(Saved entries)

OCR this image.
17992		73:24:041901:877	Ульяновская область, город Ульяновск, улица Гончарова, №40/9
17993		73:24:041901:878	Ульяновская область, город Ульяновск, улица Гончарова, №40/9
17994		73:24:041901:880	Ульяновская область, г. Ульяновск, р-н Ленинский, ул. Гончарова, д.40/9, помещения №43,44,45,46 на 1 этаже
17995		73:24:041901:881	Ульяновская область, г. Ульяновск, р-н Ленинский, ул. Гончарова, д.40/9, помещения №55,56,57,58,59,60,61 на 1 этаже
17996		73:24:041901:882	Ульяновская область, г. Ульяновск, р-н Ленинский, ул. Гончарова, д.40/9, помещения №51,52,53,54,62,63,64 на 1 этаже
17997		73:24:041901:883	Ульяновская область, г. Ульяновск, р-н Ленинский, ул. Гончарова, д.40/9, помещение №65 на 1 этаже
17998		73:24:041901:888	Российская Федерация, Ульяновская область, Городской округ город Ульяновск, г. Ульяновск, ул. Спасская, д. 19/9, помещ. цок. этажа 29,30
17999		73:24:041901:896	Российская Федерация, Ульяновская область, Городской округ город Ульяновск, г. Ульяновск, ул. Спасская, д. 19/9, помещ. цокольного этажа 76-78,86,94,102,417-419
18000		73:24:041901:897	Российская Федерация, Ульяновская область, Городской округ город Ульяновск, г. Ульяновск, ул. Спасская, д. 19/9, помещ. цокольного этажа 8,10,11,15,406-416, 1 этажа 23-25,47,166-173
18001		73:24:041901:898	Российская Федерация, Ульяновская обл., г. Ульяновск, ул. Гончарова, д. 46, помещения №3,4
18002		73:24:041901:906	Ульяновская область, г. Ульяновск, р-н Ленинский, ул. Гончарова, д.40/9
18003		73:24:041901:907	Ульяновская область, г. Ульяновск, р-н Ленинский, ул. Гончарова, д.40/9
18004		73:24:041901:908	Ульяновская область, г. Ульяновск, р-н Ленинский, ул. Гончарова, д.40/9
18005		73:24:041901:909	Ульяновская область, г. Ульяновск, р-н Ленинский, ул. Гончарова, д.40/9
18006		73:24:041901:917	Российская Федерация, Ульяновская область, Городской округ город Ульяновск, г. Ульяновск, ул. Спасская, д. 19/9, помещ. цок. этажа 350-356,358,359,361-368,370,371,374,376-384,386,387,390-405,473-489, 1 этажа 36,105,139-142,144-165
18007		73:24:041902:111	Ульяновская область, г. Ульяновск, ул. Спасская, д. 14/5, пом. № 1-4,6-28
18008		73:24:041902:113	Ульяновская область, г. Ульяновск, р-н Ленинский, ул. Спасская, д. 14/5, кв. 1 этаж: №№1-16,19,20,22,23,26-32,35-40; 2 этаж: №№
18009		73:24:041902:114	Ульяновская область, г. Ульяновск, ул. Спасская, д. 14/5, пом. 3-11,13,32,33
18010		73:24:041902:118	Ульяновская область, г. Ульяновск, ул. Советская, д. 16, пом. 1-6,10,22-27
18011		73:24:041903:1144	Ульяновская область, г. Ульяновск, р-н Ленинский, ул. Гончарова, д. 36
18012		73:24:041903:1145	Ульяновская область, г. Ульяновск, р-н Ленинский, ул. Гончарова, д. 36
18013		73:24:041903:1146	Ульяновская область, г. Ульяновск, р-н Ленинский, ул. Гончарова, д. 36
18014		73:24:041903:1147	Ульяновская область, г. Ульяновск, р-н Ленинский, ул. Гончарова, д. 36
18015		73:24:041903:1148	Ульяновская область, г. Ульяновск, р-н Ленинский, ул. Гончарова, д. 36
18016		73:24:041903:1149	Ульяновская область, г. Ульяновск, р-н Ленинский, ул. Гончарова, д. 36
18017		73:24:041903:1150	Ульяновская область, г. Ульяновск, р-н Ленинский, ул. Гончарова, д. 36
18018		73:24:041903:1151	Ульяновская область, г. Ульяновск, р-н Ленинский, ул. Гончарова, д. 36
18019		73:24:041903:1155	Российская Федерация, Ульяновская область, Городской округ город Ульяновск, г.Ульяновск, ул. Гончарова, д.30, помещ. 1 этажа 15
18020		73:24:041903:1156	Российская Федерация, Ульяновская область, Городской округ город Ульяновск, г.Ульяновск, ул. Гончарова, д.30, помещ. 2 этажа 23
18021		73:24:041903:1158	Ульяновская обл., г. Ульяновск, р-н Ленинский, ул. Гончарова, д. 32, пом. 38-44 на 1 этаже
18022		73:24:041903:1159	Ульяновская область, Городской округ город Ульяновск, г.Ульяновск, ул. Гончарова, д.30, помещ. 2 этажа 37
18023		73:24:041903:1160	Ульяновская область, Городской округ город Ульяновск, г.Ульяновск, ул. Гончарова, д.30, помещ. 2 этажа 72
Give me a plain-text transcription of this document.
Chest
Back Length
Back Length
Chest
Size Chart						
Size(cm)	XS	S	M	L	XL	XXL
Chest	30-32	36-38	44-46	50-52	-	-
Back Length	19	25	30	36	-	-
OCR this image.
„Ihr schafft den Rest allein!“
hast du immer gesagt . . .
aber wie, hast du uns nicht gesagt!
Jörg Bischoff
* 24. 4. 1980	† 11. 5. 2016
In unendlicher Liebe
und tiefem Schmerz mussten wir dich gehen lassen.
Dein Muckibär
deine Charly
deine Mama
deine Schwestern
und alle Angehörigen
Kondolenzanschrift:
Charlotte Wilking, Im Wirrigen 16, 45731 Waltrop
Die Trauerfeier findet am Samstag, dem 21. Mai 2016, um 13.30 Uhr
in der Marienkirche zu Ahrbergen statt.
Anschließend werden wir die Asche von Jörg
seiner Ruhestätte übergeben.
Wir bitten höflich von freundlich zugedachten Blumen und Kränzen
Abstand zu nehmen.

→ Work to complete:
Output every record above exactly as it appears.

→ Exercise solution:
OCR this image.
17992		73:24:041901:877	Ульяновская область, город Ульяновск, улица Гончарова, №40/9
17993		73:24:041901:878	Ульяновская область, город Ульяновск, улица Гончарова, №40/9
17994		73:24:041901:880	Ульяновская область, г. Ульяновск, р-н Ленинский, ул. Гончарова, д.40/9, помещения №43,44,45,46 на 1 этаже
17995		73:24:041901:881	Ульяновская область, г. Ульяновск, р-н Ленинский, ул. Гончарова, д.40/9, помещения №55,56,57,58,59,60,61 на 1 этаже
17996		73:24:041901:882	Ульяновская область, г. Ульяновск, р-н Ленинский, ул. Гончарова, д.40/9, помещения №51,52,53,54,62,63,64 на 1 этаже
17997		73:24:041901:883	Ульяновская область, г. Ульяновск, р-н Ленинский, ул. Гончарова, д.40/9, помещение №65 на 1 этаже
17998		73:24:041901:888	Российская Федерация, Ульяновская область, Городской округ город Ульяновск, г. Ульяновск, ул. Спасская, д. 19/9, помещ. цок. этажа 29,30
17999		73:24:041901:896	Российская Федерация, Ульяновская область, Городской округ город Ульяновск, г. Ульяновск, ул. Спасская, д. 19/9, помещ. цокольного этажа 76-78,86,94,102,417-419
18000		73:24:041901:897	Российская Федерация, Ульяновская область, Городской округ город Ульяновск, г. Ульяновск, ул. Спасская, д. 19/9, помещ. цокольного этажа 8,10,11,15,406-416, 1 этажа 23-25,47,166-173
18001		73:24:041901:898	Российская Федерация, Ульяновская обл., г. Ульяновск, ул. Гончарова, д. 46, помещения №3,4
18002		73:24:041901:906	Ульяновская область, г. Ульяновск, р-н Ленинский, ул. Гончарова, д.40/9
18003		73:24:041901:907	Ульяновская область, г. Ульяновск, р-н Ленинский, ул. Гончарова, д.40/9
18004		73:24:041901:908	Ульяновская область, г. Ульяновск, р-н Ленинский, ул. Гончарова, д.40/9
18005		73:24:041901:909	Ульяновская область, г. Ульяновск, р-н Ленинский, ул. Гончарова, д.40/9
18006		73:24:041901:917	Российская Федерация, Ульяновская область, Городской округ город Ульяновск, г. Ульяновск, ул. Спасская, д. 19/9, помещ. цок. этажа 350-356,358,359,361-368,370,371,374,376-384,386,387,390-405,473-489, 1 этажа 36,105,139-142,144-165
18007		73:24:041902:111	Ульяновская область, г. Ульяновск, ул. Спасская, д. 14/5, пом. № 1-4,6-28
18008		73:24:041902:113	Ульяновская область, г. Ульяновск, р-н Ленинский, ул. Спасская, д. 14/5, кв. 1 этаж: №№1-16,19,20,22,23,26-32,35-40; 2 этаж: №№
18009		73:24:041902:114	Ульяновская область, г. Ульяновск, ул. Спасская, д. 14/5, пом. 3-11,13,32,33
18010		73:24:041902:118	Ульяновская область, г. Ульяновск, ул. Советская, д. 16, пом. 1-6,10,22-27
18011		73:24:041903:1144	Ульяновская область, г. Ульяновск, р-н Ленинский, ул. Гончарова, д. 36
18012		73:24:041903:1145	Ульяновская область, г. Ульяновск, р-н Ленинский, ул. Гончарова, д. 36
18013		73:24:041903:1146	Ульяновская область, г. Ульяновск, р-н Ленинский, ул. Гончарова, д. 36
18014		73:24:041903:1147	Ульяновская область, г. Ульяновск, р-н Ленинский, ул. Гончарова, д. 36
18015		73:24:041903:1148	Ульяновская область, г. Ульяновск, р-н Ленинский, ул. Гончарова, д. 36
18016		73:24:041903:1149	Ульяновская область, г. Ульяновск, р-н Ленинский, ул. Гончарова, д. 36
18017		73:24:041903:1150	Ульяновская область, г. Ульяновск, р-н Ленинский, ул. Гончарова, д. 36
18018		73:24:041903:1151	Ульяновская область, г. Ульяновск, р-н Ленинский, ул. Гончарова, д. 36
18019		73:24:041903:1155	Российская Федерация, Ульяновская область, Городской округ город Ульяновск, г.Ульяновск, ул. Гончарова, д.30, помещ. 1 этажа 15
18020		73:24:041903:1156	Российская Федерация, Ульяновская область, Городской округ город Ульяновск, г.Ульяновск, ул. Гончарова, д.30, помещ. 2 этажа 23
18021		73:24:041903:1158	Ульяновская обл., г. Ульяновск, р-н Ленинский, ул. Гончарова, д. 32, пом. 38-44 на 1 этаже
18022		73:24:041903:1159	Ульяновская область, Городской округ город Ульяновск, г.Ульяновск, ул. Гончарова, д.30, помещ. 2 этажа 37
18023		73:24:041903:1160	Ульяновская область, Городской округ город Ульяновск, г.Ульяновск, ул. Гончарова, д.30, помещ. 2 этажа 72
Give me a plain-text transcription of this document.
Chest
Back Length
Back Length
Chest
Size Chart						
Size(cm)	XS	S	M	L	XL	XXL
Chest	30-32	36-38	44-46	50-52	-	-
Back Length	19	25	30	36	-	-
OCR this image.
„Ihr schafft den Rest allein!“
hast du immer gesagt . . .
aber wie, hast du uns nicht gesagt!
Jörg Bischoff
* 24. 4. 1980	† 11. 5. 2016
In unendlicher Liebe
und tiefem Schmerz mussten wir dich gehen lassen.
Dein Muckibär
deine Charly
deine Mama
deine Schwestern
und alle Angehörigen
Kondolenzanschrift:
Charlotte Wilking, Im Wirrigen 16, 45731 Waltrop
Die Trauerfeier findet am Samstag, dem 21. Mai 2016, um 13.30 Uhr
in der Marienkirche zu Ahrbergen statt.
Anschließend werden wir die Asche von Jörg
seiner Ruhestätte übergeben.
Wir bitten höflich von freundlich zugedachten Blumen und Kränzen
Abstand zu nehmen.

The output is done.